GOAL OF THE EXERCISE - The records that follow need to be output exactly as they are.

— BEGIN EXTRACTED RECORDS —

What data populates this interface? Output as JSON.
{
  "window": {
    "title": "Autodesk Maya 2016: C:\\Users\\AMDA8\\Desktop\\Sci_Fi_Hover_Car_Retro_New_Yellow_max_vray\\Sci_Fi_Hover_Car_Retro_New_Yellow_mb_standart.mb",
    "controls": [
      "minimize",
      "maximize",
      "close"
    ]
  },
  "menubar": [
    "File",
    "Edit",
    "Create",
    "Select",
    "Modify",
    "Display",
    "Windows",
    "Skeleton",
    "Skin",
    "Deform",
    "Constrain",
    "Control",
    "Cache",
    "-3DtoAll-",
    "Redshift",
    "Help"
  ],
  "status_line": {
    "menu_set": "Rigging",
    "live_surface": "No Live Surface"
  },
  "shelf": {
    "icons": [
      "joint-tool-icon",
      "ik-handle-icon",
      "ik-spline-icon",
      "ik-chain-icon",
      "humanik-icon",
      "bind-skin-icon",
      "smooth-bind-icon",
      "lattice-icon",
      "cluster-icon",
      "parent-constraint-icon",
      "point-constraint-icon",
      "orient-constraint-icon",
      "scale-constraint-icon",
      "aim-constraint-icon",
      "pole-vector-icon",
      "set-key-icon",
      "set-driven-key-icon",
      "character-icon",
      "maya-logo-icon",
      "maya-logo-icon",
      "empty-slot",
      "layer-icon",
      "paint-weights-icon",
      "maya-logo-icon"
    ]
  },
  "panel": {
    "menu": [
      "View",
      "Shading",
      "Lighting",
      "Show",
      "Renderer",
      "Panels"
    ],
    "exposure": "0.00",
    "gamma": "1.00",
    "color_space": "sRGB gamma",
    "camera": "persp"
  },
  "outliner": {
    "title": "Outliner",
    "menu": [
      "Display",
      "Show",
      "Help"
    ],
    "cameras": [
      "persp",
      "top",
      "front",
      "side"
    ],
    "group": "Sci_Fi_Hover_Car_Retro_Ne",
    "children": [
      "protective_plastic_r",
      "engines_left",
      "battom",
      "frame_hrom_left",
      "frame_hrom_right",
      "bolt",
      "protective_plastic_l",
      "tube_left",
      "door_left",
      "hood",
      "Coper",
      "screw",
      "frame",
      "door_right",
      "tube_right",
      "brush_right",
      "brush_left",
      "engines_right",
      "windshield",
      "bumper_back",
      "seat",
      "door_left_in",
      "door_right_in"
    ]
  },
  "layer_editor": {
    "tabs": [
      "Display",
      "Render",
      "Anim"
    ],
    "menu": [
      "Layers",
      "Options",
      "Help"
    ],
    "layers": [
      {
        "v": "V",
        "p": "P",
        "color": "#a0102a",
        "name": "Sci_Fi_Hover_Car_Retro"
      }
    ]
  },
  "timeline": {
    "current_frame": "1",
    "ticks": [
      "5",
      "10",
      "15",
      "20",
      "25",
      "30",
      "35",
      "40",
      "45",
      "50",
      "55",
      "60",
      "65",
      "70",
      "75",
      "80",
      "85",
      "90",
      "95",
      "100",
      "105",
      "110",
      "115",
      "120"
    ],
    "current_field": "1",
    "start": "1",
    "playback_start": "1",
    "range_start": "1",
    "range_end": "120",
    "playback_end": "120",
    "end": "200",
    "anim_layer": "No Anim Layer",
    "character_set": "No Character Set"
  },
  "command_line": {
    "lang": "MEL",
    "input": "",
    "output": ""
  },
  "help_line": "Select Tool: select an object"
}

— END EXTRACTED RECORDS —

RESPONSE TO THE TASK -
What data populates this interface? Output as JSON.
{
  "window": {
    "title": "Autodesk Maya 2016: C:\\Users\\AMDA8\\Desktop\\Sci_Fi_Hover_Car_Retro_New_Yellow_max_vray\\Sci_Fi_Hover_Car_Retro_New_Yellow_mb_standart.mb",
    "controls": [
      "minimize",
      "maximize",
      "close"
    ]
  },
  "menubar": [
    "File",
    "Edit",
    "Create",
    "Select",
    "Modify",
    "Display",
    "Windows",
    "Skeleton",
    "Skin",
    "Deform",
    "Constrain",
    "Control",
    "Cache",
    "-3DtoAll-",
    "Redshift",
    "Help"
  ],
  "status_line": {
    "menu_set": "Rigging",
    "live_surface": "No Live Surface"
  },
  "shelf": {
    "icons": [
      "joint-tool-icon",
      "ik-handle-icon",
      "ik-spline-icon",
      "ik-chain-icon",
      "humanik-icon",
      "bind-skin-icon",
      "smooth-bind-icon",
      "lattice-icon",
      "cluster-icon",
      "parent-constraint-icon",
      "point-constraint-icon",
      "orient-constraint-icon",
      "scale-constraint-icon",
      "aim-constraint-icon",
      "pole-vector-icon",
      "set-key-icon",
      "set-driven-key-icon",
      "character-icon",
      "maya-logo-icon",
      "maya-logo-icon",
      "empty-slot",
      "layer-icon",
      "paint-weights-icon",
      "maya-logo-icon"
    ]
  },
  "panel": {
    "menu": [
      "View",
      "Shading",
      "Lighting",
      "Show",
      "Renderer",
      "Panels"
    ],
    "exposure": "0.00",
    "gamma": "1.00",
    "color_space": "sRGB gamma",
    "camera": "persp"
  },
  "outliner": {
    "title": "Outliner",
    "menu": [
      "Display",
      "Show",
      "Help"
    ],
    "cameras": [
      "persp",
      "top",
      "front",
      "side"
    ],
    "group": "Sci_Fi_Hover_Car_Retro_Ne",
    "children": [
      "protective_plastic_r",
      "engines_left",
      "battom",
      "frame_hrom_left",
      "frame_hrom_right",
      "bolt",
      "protective_plastic_l",
      "tube_left",
      "door_left",
      "hood",
      "Coper",
      "screw",
      "frame",
      "door_right",
      "tube_right",
      "brush_right",
      "brush_left",
      "engines_right",
      "windshield",
      "bumper_back",
      "seat",
      "door_left_in",
      "door_right_in"
    ]
  },
  "layer_editor": {
    "tabs": [
      "Display",
      "Render",
      "Anim"
    ],
    "menu": [
      "Layers",
      "Options",
      "Help"
    ],
    "layers": [
      {
        "v": "V",
        "p": "P",
        "color": "#a0102a",
        "name": "Sci_Fi_Hover_Car_Retro"
      }
    ]
  },
  "timeline": {
    "current_frame": "1",
    "ticks": [
      "5",
      "10",
      "15",
      "20",
      "25",
      "30",
      "35",
      "40",
      "45",
      "50",
      "55",
      "60",
      "65",
      "70",
      "75",
      "80",
      "85",
      "90",
      "95",
      "100",
      "105",
      "110",
      "115",
      "120"
    ],
    "current_field": "1",
    "start": "1",
    "playback_start": "1",
    "range_start": "1",
    "range_end": "120",
    "playback_end": "120",
    "end": "200",
    "anim_layer": "No Anim Layer",
    "character_set": "No Character Set"
  },
  "command_line": {
    "lang": "MEL",
    "input": "",
    "output": ""
  },
  "help_line": "Select Tool: select an object"
}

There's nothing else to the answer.